Given exercise: Quote the records beneath, complete and exact. Leave out images.

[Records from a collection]
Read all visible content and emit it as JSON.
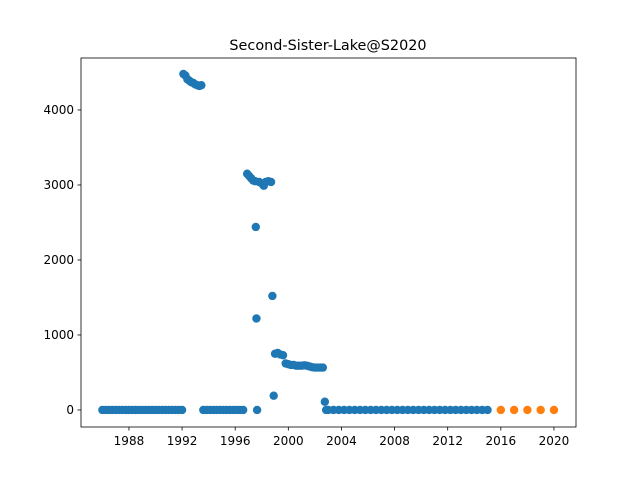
{
  "chart_data": {
    "type": "scatter",
    "title": "Second-Sister-Lake@S2020",
    "xlim": [
      1984.39,
      2021.66
    ],
    "xticks": [
      1988,
      1992,
      1996,
      2000,
      2004,
      2008,
      2012,
      2016,
      2020
    ],
    "ylim": [
      -227,
      4693
    ],
    "yticks": [
      0,
      1000,
      2000,
      3000,
      4000
    ],
    "grid": false,
    "series": [
      {
        "color": "#1f77b4",
        "x": [
          1986.0,
          1986.25,
          1986.5,
          1986.75,
          1987.0,
          1987.25,
          1987.5,
          1987.75,
          1988.0,
          1988.25,
          1988.5,
          1988.75,
          1989.0,
          1989.25,
          1989.5,
          1989.75,
          1990.0,
          1990.25,
          1990.5,
          1990.75,
          1991.0,
          1991.25,
          1991.5,
          1991.75,
          1992.0,
          1992.1,
          1992.25,
          1992.4,
          1992.55,
          1992.7,
          1992.85,
          1993.0,
          1993.15,
          1993.3,
          1993.45,
          1993.6,
          1993.85,
          1994.1,
          1994.35,
          1994.6,
          1994.85,
          1995.1,
          1995.35,
          1995.6,
          1995.85,
          1996.1,
          1996.35,
          1996.6,
          1996.9,
          1997.05,
          1997.2,
          1997.35,
          1997.5,
          1997.55,
          1997.6,
          1997.65,
          1997.8,
          1998.0,
          1998.15,
          1998.3,
          1998.5,
          1998.7,
          1998.8,
          1998.9,
          1999.0,
          1999.2,
          1999.4,
          1999.6,
          1999.8,
          2000.0,
          2000.2,
          2000.4,
          2000.6,
          2000.8,
          2001.0,
          2001.2,
          2001.4,
          2001.6,
          2001.8,
          2002.0,
          2002.2,
          2002.4,
          2002.6,
          2002.75,
          2002.85,
          2003.0,
          2003.4,
          2003.8,
          2004.2,
          2004.6,
          2005.0,
          2005.4,
          2005.8,
          2006.2,
          2006.6,
          2007.0,
          2007.4,
          2007.8,
          2008.2,
          2008.6,
          2009.0,
          2009.4,
          2009.8,
          2010.2,
          2010.6,
          2011.0,
          2011.4,
          2011.8,
          2012.2,
          2012.6,
          2013.0,
          2013.4,
          2013.8,
          2014.2,
          2014.6,
          2015.0
        ],
        "values": [
          0,
          0,
          0,
          0,
          0,
          0,
          0,
          0,
          0,
          0,
          0,
          0,
          0,
          0,
          0,
          0,
          0,
          0,
          0,
          0,
          0,
          0,
          0,
          0,
          0,
          4480,
          4460,
          4410,
          4390,
          4370,
          4360,
          4340,
          4330,
          4320,
          4330,
          0,
          0,
          0,
          0,
          0,
          0,
          0,
          0,
          0,
          0,
          0,
          0,
          0,
          3150,
          3120,
          3090,
          3060,
          3050,
          2440,
          1220,
          0,
          3040,
          3020,
          2990,
          3040,
          3050,
          3040,
          1520,
          190,
          750,
          760,
          740,
          730,
          620,
          610,
          600,
          600,
          590,
          590,
          590,
          595,
          590,
          580,
          570,
          565,
          565,
          565,
          565,
          110,
          0,
          0,
          0,
          0,
          0,
          0,
          0,
          0,
          0,
          0,
          0,
          0,
          0,
          0,
          0,
          0,
          0,
          0,
          0,
          0,
          0,
          0,
          0,
          0,
          0,
          0,
          0,
          0,
          0,
          0,
          0,
          0
        ]
      },
      {
        "color": "#ff7f0e",
        "x": [
          2016,
          2017,
          2018,
          2019,
          2020
        ],
        "values": [
          0,
          0,
          0,
          0,
          0
        ]
      }
    ]
  }
}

The solution:
Read all visible content and emit it as JSON.
{
  "chart_data": {
    "type": "scatter",
    "title": "Second-Sister-Lake@S2020",
    "xlim": [
      1984.39,
      2021.66
    ],
    "xticks": [
      1988,
      1992,
      1996,
      2000,
      2004,
      2008,
      2012,
      2016,
      2020
    ],
    "ylim": [
      -227,
      4693
    ],
    "yticks": [
      0,
      1000,
      2000,
      3000,
      4000
    ],
    "grid": false,
    "series": [
      {
        "color": "#1f77b4",
        "x": [
          1986.0,
          1986.25,
          1986.5,
          1986.75,
          1987.0,
          1987.25,
          1987.5,
          1987.75,
          1988.0,
          1988.25,
          1988.5,
          1988.75,
          1989.0,
          1989.25,
          1989.5,
          1989.75,
          1990.0,
          1990.25,
          1990.5,
          1990.75,
          1991.0,
          1991.25,
          1991.5,
          1991.75,
          1992.0,
          1992.1,
          1992.25,
          1992.4,
          1992.55,
          1992.7,
          1992.85,
          1993.0,
          1993.15,
          1993.3,
          1993.45,
          1993.6,
          1993.85,
          1994.1,
          1994.35,
          1994.6,
          1994.85,
          1995.1,
          1995.35,
          1995.6,
          1995.85,
          1996.1,
          1996.35,
          1996.6,
          1996.9,
          1997.05,
          1997.2,
          1997.35,
          1997.5,
          1997.55,
          1997.6,
          1997.65,
          1997.8,
          1998.0,
          1998.15,
          1998.3,
          1998.5,
          1998.7,
          1998.8,
          1998.9,
          1999.0,
          1999.2,
          1999.4,
          1999.6,
          1999.8,
          2000.0,
          2000.2,
          2000.4,
          2000.6,
          2000.8,
          2001.0,
          2001.2,
          2001.4,
          2001.6,
          2001.8,
          2002.0,
          2002.2,
          2002.4,
          2002.6,
          2002.75,
          2002.85,
          2003.0,
          2003.4,
          2003.8,
          2004.2,
          2004.6,
          2005.0,
          2005.4,
          2005.8,
          2006.2,
          2006.6,
          2007.0,
          2007.4,
          2007.8,
          2008.2,
          2008.6,
          2009.0,
          2009.4,
          2009.8,
          2010.2,
          2010.6,
          2011.0,
          2011.4,
          2011.8,
          2012.2,
          2012.6,
          2013.0,
          2013.4,
          2013.8,
          2014.2,
          2014.6,
          2015.0
        ],
        "values": [
          0,
          0,
          0,
          0,
          0,
          0,
          0,
          0,
          0,
          0,
          0,
          0,
          0,
          0,
          0,
          0,
          0,
          0,
          0,
          0,
          0,
          0,
          0,
          0,
          0,
          4480,
          4460,
          4410,
          4390,
          4370,
          4360,
          4340,
          4330,
          4320,
          4330,
          0,
          0,
          0,
          0,
          0,
          0,
          0,
          0,
          0,
          0,
          0,
          0,
          0,
          3150,
          3120,
          3090,
          3060,
          3050,
          2440,
          1220,
          0,
          3040,
          3020,
          2990,
          3040,
          3050,
          3040,
          1520,
          190,
          750,
          760,
          740,
          730,
          620,
          610,
          600,
          600,
          590,
          590,
          590,
          595,
          590,
          580,
          570,
          565,
          565,
          565,
          565,
          110,
          0,
          0,
          0,
          0,
          0,
          0,
          0,
          0,
          0,
          0,
          0,
          0,
          0,
          0,
          0,
          0,
          0,
          0,
          0,
          0,
          0,
          0,
          0,
          0,
          0,
          0,
          0,
          0,
          0,
          0,
          0,
          0
        ]
      },
      {
        "color": "#ff7f0e",
        "x": [
          2016,
          2017,
          2018,
          2019,
          2020
        ],
        "values": [
          0,
          0,
          0,
          0,
          0
        ]
      }
    ]
  }
}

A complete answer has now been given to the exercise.